===== RECORDS FOR PROCESSING

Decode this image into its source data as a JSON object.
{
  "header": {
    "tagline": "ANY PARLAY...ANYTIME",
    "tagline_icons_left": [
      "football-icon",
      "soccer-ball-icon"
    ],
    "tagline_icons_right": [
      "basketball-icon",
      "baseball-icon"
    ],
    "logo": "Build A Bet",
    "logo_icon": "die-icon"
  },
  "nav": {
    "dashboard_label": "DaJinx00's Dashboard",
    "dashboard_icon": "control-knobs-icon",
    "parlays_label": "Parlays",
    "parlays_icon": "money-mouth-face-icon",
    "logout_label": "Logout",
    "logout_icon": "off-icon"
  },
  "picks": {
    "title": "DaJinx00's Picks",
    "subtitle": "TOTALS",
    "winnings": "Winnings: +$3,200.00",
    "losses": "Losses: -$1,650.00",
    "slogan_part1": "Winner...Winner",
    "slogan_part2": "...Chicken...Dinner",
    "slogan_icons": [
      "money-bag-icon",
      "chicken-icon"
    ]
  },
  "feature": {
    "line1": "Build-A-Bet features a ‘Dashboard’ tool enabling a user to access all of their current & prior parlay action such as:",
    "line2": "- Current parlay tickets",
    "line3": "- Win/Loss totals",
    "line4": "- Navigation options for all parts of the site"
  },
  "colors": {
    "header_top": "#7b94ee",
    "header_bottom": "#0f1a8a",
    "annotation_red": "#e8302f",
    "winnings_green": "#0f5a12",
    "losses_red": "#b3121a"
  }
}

==========
===== RECORDS FOR PROCESSING

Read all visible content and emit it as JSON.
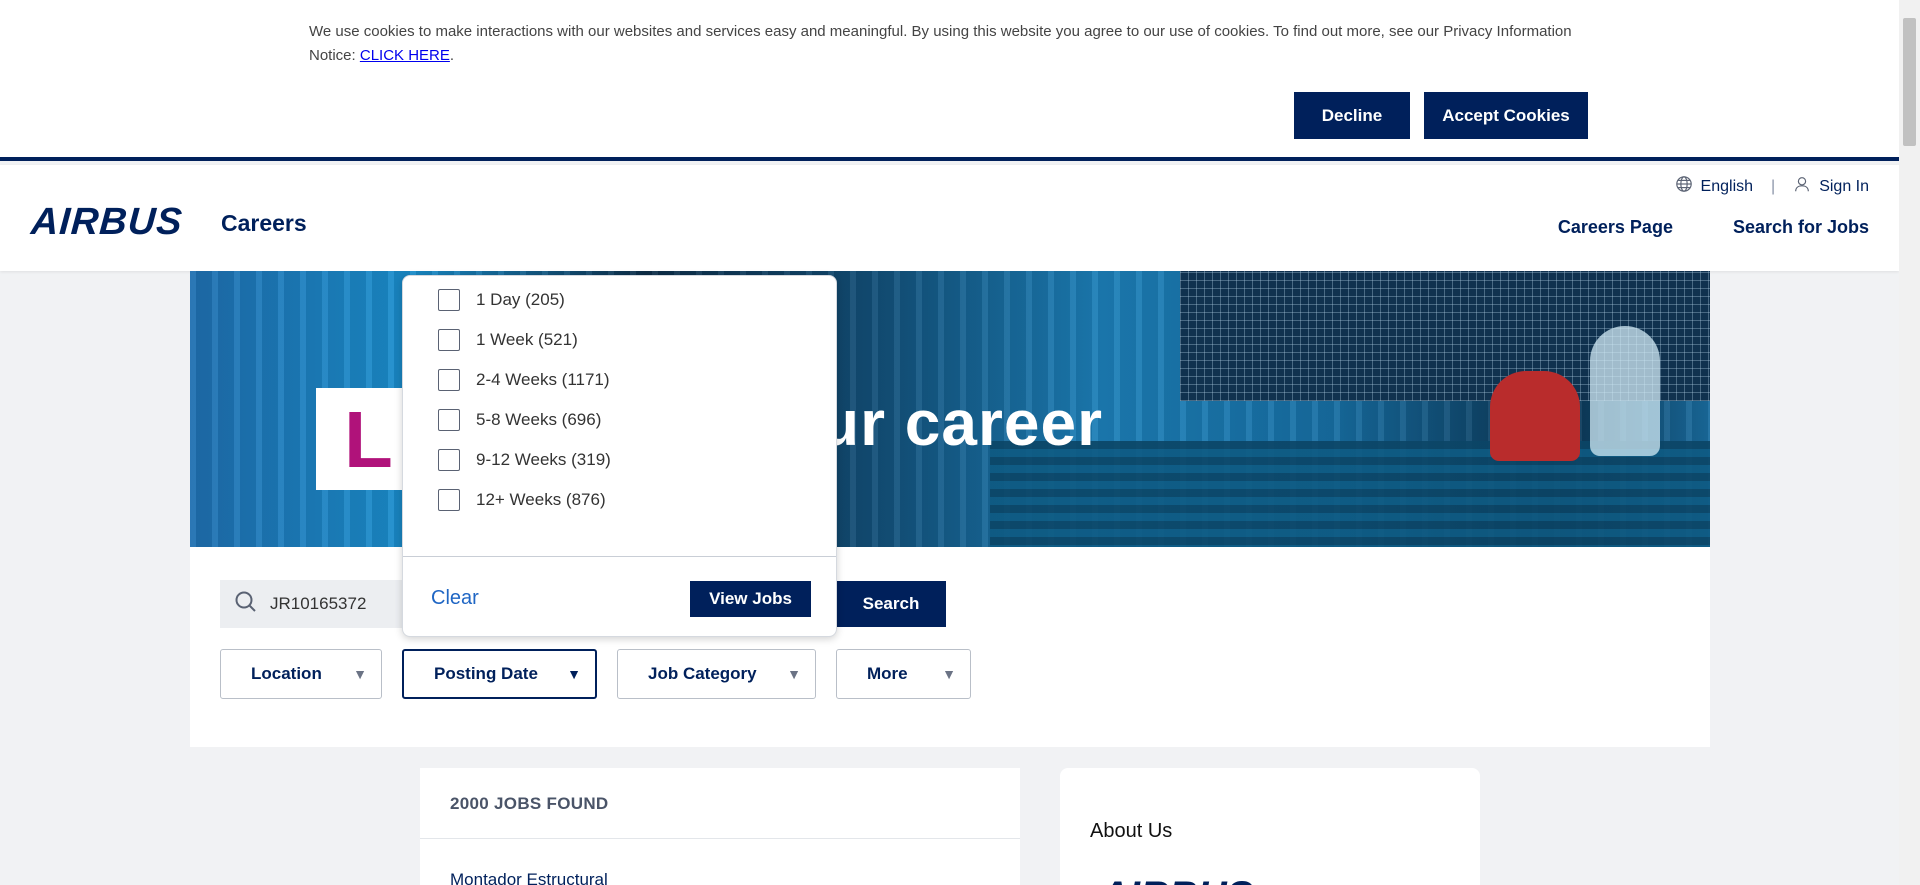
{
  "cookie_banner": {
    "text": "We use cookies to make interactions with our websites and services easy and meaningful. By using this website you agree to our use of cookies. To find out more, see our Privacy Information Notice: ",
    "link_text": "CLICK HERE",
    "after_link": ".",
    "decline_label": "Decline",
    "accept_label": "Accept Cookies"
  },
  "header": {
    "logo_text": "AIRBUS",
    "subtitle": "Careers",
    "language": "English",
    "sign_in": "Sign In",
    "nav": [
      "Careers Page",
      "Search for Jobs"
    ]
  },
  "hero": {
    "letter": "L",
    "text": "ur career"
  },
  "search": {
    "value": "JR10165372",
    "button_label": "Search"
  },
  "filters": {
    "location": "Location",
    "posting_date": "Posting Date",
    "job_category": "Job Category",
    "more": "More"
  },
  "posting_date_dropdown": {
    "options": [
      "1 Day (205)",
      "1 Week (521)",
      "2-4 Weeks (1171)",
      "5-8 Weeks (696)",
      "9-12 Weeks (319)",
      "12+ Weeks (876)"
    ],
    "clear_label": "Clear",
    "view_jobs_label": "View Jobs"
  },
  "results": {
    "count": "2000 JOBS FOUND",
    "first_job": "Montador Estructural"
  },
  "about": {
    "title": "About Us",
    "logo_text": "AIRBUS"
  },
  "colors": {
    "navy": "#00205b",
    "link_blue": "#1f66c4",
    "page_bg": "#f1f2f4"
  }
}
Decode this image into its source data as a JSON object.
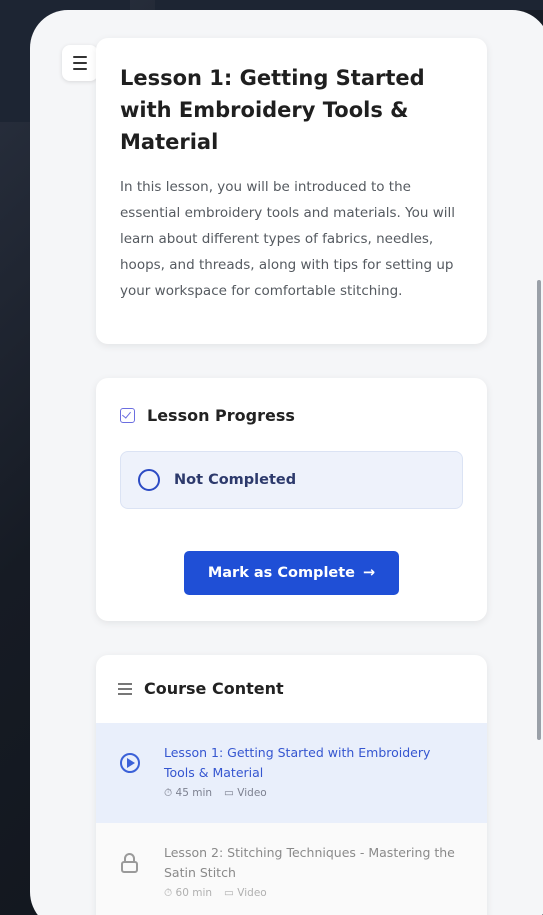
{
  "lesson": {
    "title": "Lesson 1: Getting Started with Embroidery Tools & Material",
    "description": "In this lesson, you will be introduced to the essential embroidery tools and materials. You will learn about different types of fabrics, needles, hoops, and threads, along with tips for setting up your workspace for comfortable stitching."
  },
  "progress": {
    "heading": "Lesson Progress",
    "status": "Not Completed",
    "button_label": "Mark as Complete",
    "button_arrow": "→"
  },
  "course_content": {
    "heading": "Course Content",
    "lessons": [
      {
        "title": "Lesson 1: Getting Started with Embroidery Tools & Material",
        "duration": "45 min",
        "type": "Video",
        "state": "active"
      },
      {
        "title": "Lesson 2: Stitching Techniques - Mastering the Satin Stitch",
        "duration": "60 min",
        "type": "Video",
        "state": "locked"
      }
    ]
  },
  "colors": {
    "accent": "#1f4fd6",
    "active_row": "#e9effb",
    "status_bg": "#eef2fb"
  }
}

==========
===== RECORDS FOR PROCESSING

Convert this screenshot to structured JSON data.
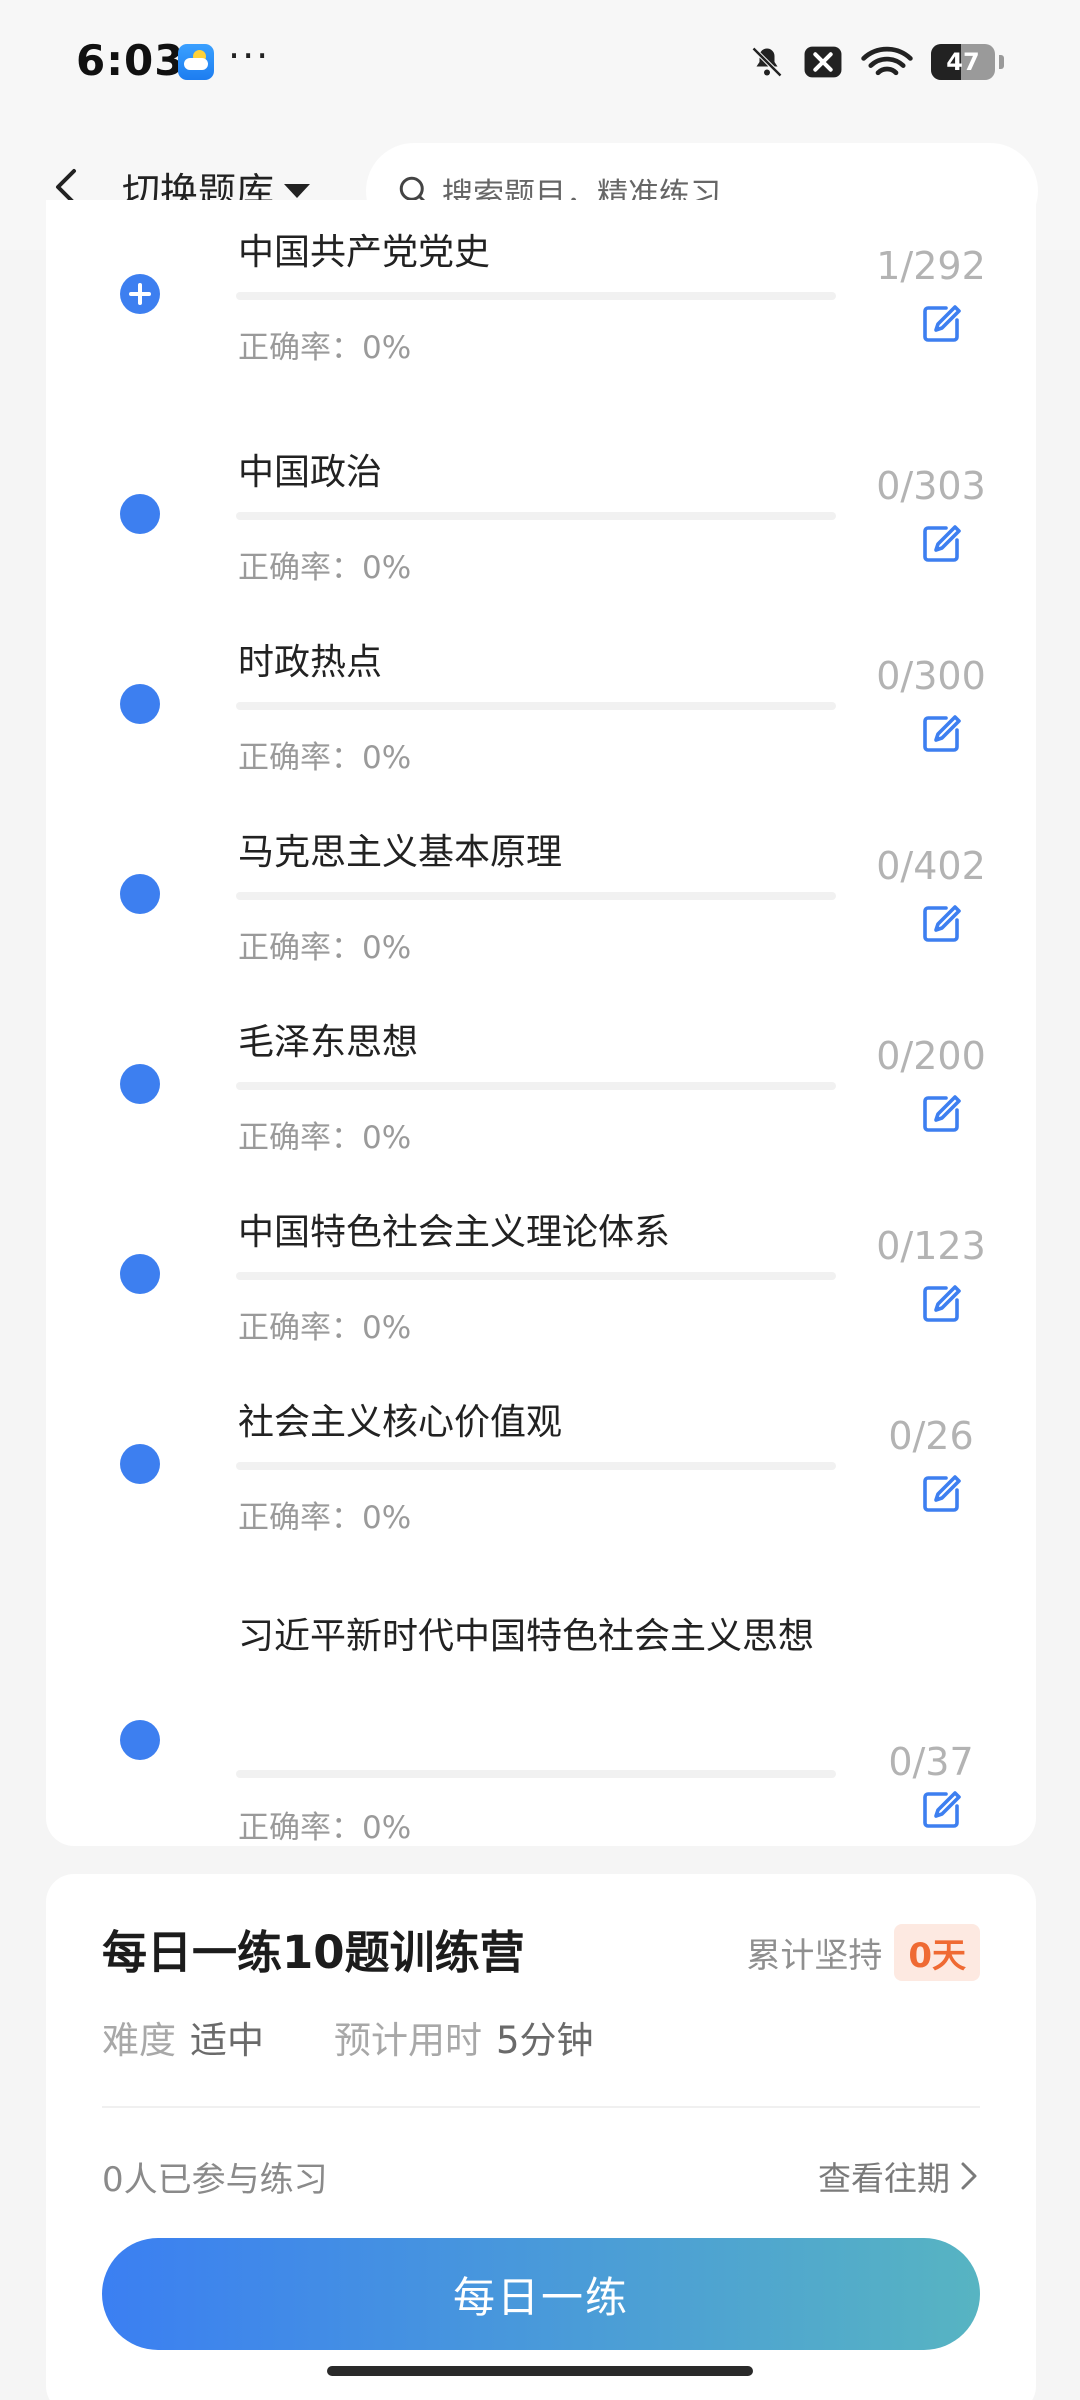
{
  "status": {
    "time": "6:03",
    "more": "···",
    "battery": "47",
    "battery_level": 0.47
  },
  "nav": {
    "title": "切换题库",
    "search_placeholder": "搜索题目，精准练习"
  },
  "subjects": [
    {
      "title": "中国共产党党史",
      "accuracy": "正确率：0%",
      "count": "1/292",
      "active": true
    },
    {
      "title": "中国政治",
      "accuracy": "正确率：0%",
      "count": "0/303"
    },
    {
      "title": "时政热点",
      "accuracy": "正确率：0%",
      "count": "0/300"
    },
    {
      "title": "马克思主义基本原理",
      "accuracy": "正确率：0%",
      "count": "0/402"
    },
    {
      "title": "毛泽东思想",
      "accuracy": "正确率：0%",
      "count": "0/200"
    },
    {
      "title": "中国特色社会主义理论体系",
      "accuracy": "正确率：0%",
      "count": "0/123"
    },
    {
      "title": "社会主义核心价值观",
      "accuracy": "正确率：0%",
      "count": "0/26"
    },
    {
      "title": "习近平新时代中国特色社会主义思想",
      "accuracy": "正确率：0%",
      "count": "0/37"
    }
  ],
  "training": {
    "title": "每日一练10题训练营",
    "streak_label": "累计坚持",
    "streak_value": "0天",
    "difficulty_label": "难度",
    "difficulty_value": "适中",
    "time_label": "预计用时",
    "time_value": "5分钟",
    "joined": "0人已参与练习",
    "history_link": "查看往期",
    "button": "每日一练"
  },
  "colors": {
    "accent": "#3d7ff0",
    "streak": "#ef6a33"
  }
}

==========

PROBLEM TO SOLVE
Show each line of the data that contains the string "Build".

THE COMPLETED TASK
    "logo": "Build A Bet",
    "line1": "Build-A-Bet features a ‘Dashboard’ tool enabling a user to access all of their current & prior parlay action such as:",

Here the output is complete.